INSTRUCTIONS FOR THE TASK » Pick out each line of the records that includes the string "JSON", and copy it.

┏━━

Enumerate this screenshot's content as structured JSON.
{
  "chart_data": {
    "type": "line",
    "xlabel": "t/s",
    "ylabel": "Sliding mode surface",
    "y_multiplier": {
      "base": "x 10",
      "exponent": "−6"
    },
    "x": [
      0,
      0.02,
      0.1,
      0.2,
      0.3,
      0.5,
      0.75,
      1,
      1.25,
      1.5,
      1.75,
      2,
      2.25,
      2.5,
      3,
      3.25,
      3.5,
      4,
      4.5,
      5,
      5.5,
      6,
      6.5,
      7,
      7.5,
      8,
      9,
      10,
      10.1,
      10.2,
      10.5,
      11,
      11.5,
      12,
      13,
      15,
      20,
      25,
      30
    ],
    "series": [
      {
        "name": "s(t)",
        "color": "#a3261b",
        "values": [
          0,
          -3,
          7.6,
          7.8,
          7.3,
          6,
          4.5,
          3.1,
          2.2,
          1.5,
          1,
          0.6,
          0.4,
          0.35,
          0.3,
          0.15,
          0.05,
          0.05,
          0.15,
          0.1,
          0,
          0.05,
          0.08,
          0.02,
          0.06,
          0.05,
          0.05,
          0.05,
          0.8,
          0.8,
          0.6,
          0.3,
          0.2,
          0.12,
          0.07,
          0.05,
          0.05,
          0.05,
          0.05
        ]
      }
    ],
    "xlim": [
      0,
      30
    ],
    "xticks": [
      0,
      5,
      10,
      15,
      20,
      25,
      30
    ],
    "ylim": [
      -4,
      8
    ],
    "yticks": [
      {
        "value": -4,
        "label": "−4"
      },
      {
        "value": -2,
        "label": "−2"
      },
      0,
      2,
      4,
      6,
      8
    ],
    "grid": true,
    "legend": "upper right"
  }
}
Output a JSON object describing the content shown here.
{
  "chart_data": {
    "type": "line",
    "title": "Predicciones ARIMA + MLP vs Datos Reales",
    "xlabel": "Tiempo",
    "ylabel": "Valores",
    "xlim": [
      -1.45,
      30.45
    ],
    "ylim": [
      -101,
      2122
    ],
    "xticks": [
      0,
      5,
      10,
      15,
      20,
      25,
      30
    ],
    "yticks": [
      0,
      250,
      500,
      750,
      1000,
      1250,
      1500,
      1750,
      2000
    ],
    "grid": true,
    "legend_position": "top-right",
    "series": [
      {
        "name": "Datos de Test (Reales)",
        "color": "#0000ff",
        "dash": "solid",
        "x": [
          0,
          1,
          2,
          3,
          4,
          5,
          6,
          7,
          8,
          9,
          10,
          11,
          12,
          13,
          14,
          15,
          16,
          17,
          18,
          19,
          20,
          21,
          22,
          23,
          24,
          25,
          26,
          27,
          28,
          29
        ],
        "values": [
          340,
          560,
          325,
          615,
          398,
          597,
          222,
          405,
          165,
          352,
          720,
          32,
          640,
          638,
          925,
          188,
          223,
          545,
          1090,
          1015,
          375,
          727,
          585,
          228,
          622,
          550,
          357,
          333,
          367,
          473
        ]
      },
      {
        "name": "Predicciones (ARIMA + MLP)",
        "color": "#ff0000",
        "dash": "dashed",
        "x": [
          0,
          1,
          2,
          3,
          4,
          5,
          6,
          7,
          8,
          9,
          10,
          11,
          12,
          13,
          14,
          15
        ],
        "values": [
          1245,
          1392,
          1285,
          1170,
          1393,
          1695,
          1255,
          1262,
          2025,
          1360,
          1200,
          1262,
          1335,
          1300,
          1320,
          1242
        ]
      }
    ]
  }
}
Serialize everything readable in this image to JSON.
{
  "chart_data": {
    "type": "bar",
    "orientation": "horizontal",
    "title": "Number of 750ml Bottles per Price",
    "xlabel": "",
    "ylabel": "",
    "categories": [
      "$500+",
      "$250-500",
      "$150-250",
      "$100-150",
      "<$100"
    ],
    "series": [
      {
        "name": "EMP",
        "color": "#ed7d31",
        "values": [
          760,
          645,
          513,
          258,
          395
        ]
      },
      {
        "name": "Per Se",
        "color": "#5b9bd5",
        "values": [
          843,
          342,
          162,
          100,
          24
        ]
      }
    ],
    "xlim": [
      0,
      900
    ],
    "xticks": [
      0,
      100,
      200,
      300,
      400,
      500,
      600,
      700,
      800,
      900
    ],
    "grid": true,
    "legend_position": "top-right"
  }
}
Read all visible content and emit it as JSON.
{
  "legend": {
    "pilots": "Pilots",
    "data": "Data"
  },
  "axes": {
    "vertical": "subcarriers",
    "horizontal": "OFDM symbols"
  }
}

┗━━

TASK RESPONSE »
Enumerate this screenshot's content as structured JSON.
Output a JSON object describing the content shown here.
Serialize everything readable in this image to JSON.
Read all visible content and emit it as JSON.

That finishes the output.